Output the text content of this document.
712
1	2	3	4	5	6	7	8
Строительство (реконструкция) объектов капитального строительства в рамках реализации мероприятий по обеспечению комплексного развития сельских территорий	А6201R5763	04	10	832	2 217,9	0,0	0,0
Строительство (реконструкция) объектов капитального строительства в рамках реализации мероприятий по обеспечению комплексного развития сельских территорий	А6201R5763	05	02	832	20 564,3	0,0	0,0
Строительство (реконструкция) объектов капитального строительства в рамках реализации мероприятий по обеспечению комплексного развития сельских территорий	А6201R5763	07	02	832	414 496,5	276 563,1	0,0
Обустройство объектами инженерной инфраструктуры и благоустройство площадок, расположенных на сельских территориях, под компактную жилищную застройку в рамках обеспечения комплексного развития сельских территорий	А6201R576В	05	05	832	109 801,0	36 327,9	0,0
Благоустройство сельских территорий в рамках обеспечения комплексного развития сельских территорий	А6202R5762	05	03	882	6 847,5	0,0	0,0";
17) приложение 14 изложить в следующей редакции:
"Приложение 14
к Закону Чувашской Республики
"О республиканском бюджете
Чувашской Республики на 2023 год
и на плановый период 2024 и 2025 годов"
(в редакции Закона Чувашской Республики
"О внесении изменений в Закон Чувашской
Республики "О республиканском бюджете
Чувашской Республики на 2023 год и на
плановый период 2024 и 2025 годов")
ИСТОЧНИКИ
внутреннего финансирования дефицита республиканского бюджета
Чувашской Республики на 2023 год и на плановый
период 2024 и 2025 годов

******************************

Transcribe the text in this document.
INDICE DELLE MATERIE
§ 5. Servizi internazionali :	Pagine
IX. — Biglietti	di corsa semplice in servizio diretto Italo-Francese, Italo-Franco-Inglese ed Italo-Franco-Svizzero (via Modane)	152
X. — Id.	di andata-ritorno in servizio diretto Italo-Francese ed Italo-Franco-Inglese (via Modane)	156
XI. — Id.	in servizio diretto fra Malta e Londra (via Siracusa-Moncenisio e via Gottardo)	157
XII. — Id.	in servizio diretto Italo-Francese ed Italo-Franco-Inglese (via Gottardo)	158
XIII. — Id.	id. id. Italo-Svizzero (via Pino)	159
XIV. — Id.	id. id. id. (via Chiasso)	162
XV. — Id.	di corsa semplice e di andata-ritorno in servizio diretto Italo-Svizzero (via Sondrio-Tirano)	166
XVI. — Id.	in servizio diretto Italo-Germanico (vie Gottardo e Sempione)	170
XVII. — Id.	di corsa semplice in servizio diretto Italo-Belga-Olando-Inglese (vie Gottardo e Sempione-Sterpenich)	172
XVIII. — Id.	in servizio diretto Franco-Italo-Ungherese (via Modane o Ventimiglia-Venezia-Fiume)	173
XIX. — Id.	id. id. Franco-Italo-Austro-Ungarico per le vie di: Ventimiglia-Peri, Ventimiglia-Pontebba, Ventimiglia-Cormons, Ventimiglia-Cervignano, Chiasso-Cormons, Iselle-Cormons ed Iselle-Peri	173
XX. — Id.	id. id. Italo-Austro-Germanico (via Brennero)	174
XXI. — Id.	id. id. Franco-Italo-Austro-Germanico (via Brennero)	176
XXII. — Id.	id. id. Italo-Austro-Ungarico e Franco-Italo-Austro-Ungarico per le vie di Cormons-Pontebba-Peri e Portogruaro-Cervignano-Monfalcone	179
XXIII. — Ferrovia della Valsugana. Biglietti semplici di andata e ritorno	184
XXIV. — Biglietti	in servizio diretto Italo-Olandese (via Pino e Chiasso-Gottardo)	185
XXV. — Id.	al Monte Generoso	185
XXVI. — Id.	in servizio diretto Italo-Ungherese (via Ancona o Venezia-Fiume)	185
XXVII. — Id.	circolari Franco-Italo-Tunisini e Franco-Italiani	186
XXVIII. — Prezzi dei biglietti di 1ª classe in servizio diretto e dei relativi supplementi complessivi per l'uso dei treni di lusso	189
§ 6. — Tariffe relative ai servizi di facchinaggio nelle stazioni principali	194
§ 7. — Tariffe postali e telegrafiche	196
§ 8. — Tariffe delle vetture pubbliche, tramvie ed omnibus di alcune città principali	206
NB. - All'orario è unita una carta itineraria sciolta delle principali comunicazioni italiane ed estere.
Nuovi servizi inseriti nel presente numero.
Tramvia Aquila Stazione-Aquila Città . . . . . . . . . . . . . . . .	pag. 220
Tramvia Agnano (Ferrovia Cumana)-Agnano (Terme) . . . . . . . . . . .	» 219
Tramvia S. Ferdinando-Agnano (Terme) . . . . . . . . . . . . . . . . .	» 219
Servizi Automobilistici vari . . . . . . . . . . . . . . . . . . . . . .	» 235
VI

******************************

▸ Short task: Find each line holding "document". Copy it out.

▸ Completed exercise:
Output the text content of this document.
Transcribe the text in this document.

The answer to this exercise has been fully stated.